>> Start

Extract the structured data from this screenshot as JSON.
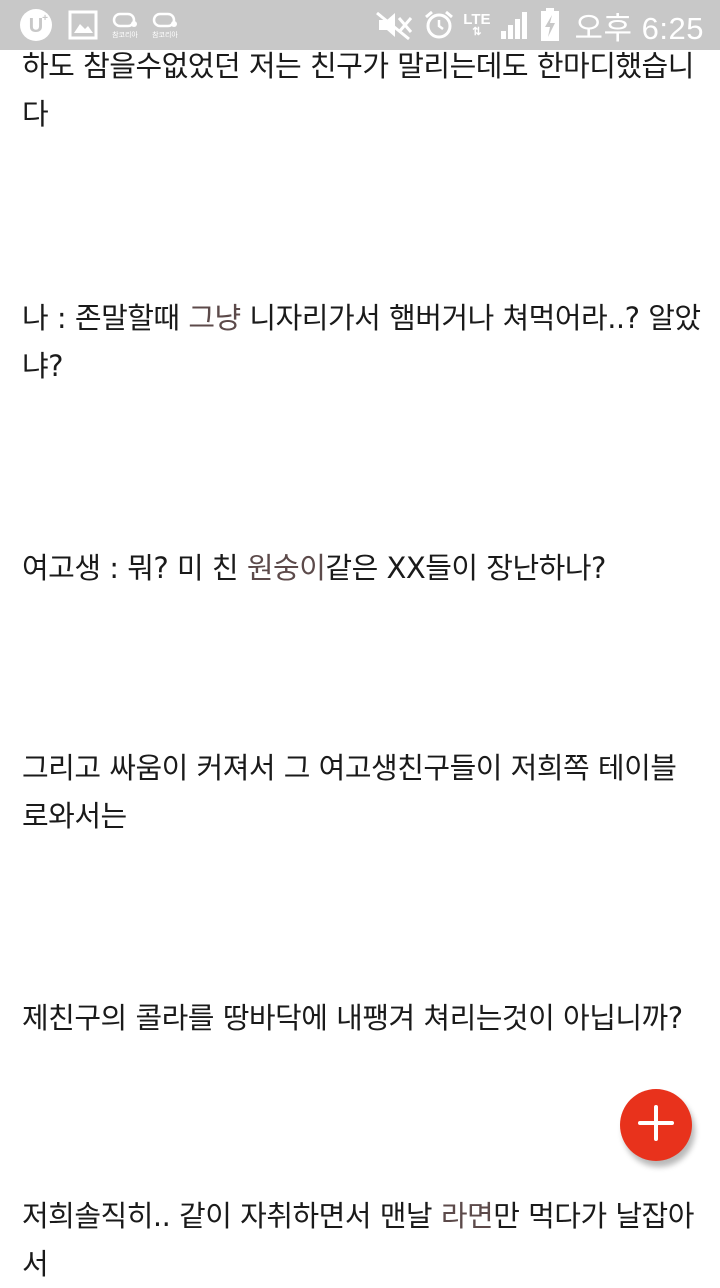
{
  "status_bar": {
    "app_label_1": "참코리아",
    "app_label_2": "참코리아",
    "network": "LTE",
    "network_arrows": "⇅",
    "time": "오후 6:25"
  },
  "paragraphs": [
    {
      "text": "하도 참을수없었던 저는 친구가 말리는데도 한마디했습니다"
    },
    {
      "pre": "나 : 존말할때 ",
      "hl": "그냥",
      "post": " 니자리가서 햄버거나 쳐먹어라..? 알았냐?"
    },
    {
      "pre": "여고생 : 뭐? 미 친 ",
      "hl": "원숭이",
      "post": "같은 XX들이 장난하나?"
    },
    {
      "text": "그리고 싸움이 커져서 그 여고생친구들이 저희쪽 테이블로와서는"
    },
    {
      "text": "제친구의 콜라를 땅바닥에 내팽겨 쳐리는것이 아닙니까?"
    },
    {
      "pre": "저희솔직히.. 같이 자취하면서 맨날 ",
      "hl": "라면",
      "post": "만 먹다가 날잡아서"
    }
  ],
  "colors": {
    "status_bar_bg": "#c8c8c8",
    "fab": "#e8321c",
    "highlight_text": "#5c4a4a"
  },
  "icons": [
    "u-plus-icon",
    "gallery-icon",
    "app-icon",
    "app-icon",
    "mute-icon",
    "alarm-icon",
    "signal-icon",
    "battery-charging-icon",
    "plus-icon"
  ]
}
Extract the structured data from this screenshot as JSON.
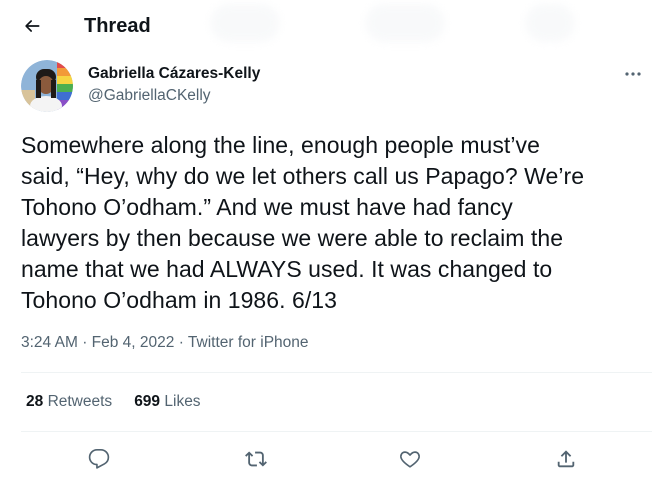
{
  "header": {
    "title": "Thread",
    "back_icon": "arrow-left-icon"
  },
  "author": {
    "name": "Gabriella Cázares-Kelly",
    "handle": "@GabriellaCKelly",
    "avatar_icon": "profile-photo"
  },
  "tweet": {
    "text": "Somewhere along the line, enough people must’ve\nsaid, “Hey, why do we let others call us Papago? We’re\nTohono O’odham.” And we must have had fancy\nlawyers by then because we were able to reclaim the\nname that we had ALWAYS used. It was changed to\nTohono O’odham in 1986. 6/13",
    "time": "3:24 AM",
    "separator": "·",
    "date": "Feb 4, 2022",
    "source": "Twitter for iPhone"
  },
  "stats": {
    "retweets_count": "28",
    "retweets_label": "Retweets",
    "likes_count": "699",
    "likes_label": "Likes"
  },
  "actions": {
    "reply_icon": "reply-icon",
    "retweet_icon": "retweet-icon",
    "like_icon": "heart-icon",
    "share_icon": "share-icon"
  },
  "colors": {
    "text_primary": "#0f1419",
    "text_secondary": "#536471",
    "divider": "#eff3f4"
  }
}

>> End

Print the full listing exactly, dropping the pictures.

Extract the structured data from this screenshot as JSON.
{
  "status_bar": {
    "app_label_1": "참코리아",
    "app_label_2": "참코리아",
    "network": "LTE",
    "network_arrows": "⇅",
    "time": "오후 6:25"
  },
  "paragraphs": [
    {
      "text": "하도 참을수없었던 저는 친구가 말리는데도 한마디했습니다"
    },
    {
      "pre": "나 : 존말할때 ",
      "hl": "그냥",
      "post": " 니자리가서 햄버거나 쳐먹어라..? 알았냐?"
    },
    {
      "pre": "여고생 : 뭐? 미 친 ",
      "hl": "원숭이",
      "post": "같은 XX들이 장난하나?"
    },
    {
      "text": "그리고 싸움이 커져서 그 여고생친구들이 저희쪽 테이블로와서는"
    },
    {
      "text": "제친구의 콜라를 땅바닥에 내팽겨 쳐리는것이 아닙니까?"
    },
    {
      "pre": "저희솔직히.. 같이 자취하면서 맨날 ",
      "hl": "라면",
      "post": "만 먹다가 날잡아서"
    }
  ],
  "colors": {
    "status_bar_bg": "#c8c8c8",
    "fab": "#e8321c",
    "highlight_text": "#5c4a4a"
  },
  "icons": [
    "u-plus-icon",
    "gallery-icon",
    "app-icon",
    "app-icon",
    "mute-icon",
    "alarm-icon",
    "signal-icon",
    "battery-charging-icon",
    "plus-icon"
  ]
}
Extract the structured data from this screenshot as JSON.
{
  "header": {
    "title": "Thread",
    "back_icon": "arrow-left-icon"
  },
  "author": {
    "name": "Gabriella Cázares-Kelly",
    "handle": "@GabriellaCKelly",
    "avatar_icon": "profile-photo"
  },
  "tweet": {
    "text": "Somewhere along the line, enough people must’ve\nsaid, “Hey, why do we let others call us Papago? We’re\nTohono O’odham.” And we must have had fancy\nlawyers by then because we were able to reclaim the\nname that we had ALWAYS used. It was changed to\nTohono O’odham in 1986. 6/13",
    "time": "3:24 AM",
    "separator": "·",
    "date": "Feb 4, 2022",
    "source": "Twitter for iPhone"
  },
  "stats": {
    "retweets_count": "28",
    "retweets_label": "Retweets",
    "likes_count": "699",
    "likes_label": "Likes"
  },
  "actions": {
    "reply_icon": "reply-icon",
    "retweet_icon": "retweet-icon",
    "like_icon": "heart-icon",
    "share_icon": "share-icon"
  },
  "colors": {
    "text_primary": "#0f1419",
    "text_secondary": "#536471",
    "divider": "#eff3f4"
  }
}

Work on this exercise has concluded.